--- Texte fourni ---
Des milliers d'opérations non justifiées pour le cancer de la thyroide
Le cancer de la thyroïde n’échappe pas au sur-diagnostic. Selon une vaste étude, les progrès réalisés ces 20 dernières années en matière de dépistage ont engendré des sur-diagnostics et donc des sur-traitements.
Le cancer de la thyroïde est-il sur-diagnostiqué ? C'est la question que se pose ce jour Le Parisien, qui relate une étude inquiétante du Centre international de recherche sur le cancer (CIRC-IARC) publiée mi-août dans le New England Journal of Medicine. L'étude révèle en effet que 560 000 personnes de 12 pays développés ont fait l'objet d'un sur-diagnostic de cancer de la thyroïde durant ces vingt dernières années, dont 46 000 en France. La raison principale ? Les progrès réalisés en matière d'imagerie, d'abord, avec la multiplication des échographies de la thyroïde dans les années 80, puis des cytoponctions visant à déceler des anomalies toujours plus petites. Et de fait le nombre de petits nodules repérés grâce au dépistage systématique a augmenté. Et le problème du sur-diagnostic, c'est qu'il engendre des sur-traitements évidemment lourds : opération, traitement à l'iode radioactif puis hormones de synthèse à vie… Donc une qualité de vie amoindrie. Selon le Pr Martin Schlumberger, endocrinologue à Gustave-Roussy (Villejuif), interrogé dans les colonnes du quotidien, "sur les 10 000 cancers de la thyroïde diagnostiqués chaque année, seuls 4 000 méritent d'être traités tout de suite". Certains spécialistes internationaux tirent aussi la sonnette d'alarme. Selon eux, il faudrait sortir les carcinomes papillaires de la classification des "cancers" et proposer à la place un suivi régulier des patients.

Enregistrements sources:
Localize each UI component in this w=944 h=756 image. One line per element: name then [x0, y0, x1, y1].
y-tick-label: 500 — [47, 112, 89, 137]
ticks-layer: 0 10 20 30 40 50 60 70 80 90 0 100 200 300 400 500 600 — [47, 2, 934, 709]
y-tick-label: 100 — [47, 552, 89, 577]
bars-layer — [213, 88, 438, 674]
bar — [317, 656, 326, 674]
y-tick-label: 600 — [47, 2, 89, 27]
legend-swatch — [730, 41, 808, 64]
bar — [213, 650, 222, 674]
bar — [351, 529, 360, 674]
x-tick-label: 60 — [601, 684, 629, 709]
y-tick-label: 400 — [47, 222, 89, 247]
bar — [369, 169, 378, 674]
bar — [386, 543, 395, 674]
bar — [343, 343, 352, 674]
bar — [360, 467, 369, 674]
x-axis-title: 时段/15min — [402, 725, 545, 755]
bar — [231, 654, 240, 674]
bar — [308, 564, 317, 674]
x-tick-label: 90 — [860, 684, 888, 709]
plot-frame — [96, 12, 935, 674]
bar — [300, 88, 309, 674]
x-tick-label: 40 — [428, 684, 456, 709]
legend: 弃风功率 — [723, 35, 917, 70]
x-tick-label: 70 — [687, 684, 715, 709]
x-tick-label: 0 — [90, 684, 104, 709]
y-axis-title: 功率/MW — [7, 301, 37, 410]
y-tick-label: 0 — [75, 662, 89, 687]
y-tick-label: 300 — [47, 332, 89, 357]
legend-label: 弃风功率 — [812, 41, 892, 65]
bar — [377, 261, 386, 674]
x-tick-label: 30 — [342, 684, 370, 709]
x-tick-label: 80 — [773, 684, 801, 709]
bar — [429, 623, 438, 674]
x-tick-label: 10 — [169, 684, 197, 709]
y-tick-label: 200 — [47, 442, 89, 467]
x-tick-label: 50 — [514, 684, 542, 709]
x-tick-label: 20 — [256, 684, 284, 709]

--- Consigne A ---
Recopiez le passage de l'article sur le cancer de la thyroïde qui commence à « Des milliers d'opérations » et se termine à « donc des sur-traitements. ».
--- Consigne B ---
Quels sont les traitements cités dans l'article sur le cancer de la thyroïde comme conséquences d'un sur-diagnostic ?
--- Consigne C ---
Poursuivez l'article sur le cancer de la thyroïde à partir de sa dernière phrase.

--- Réponse A ---
Des milliers d'opérations non justifiées pour le cancer de la thyroide
Le cancer de la thyroïde n’échappe pas au sur-diagnostic. Selon une vaste étude, les progrès réalisés ces 20 dernières années en matière de dépistage ont engendré des sur-diagnostics et donc des sur-traitements.

--- Réponse B ---
opération
traitement à l'iode radioactif
hormones de synthèse à vie

--- Réponse C ---
Vers une prise en charge personnalisée. Pour autant, le sur-diagnostic reste un problème complexe. Comme le souligne le cancérologue Alain Toledano au Parisien, si tous les petits cancers ne deviennent pas gros, "les gros ont tous, par définition, commencé petits". En outre, chaque patient réagit différemment : si certains pourraient être prêts à prendre le risque d'une surveillance pour échapper à des traitements sévères, d'autres en revanche, plus angoissés, préféreraient sans doute se débarrasser à tout prix de tout risque pour éviter de vivre avec une épée de Damoclès au-dessus de la tête. Ces questions de sur-diagnostic, auxquels n'échappent pas le cancer du sein ou de la prostate, interrogent cependant les pratiques médicales. Établir un risque, opérer ou pas, prescrire une chimiothérapie ou pas, attendre et surveiller… Et si demain, la médecine évoluait pour devenir plus personnalisée ? Selon Alain Toledano, l'enjeu c'est de "sélectionner". Une fois la tumeur diagnostiquée, il faut pouvoir mesurer le risque de rechute, un "risque personnel pour tel patient, avec sa tumeur aux caractéristiques particulières", précise-t-il. Afin de choisir, avec le patient, le traitement le plus adapté.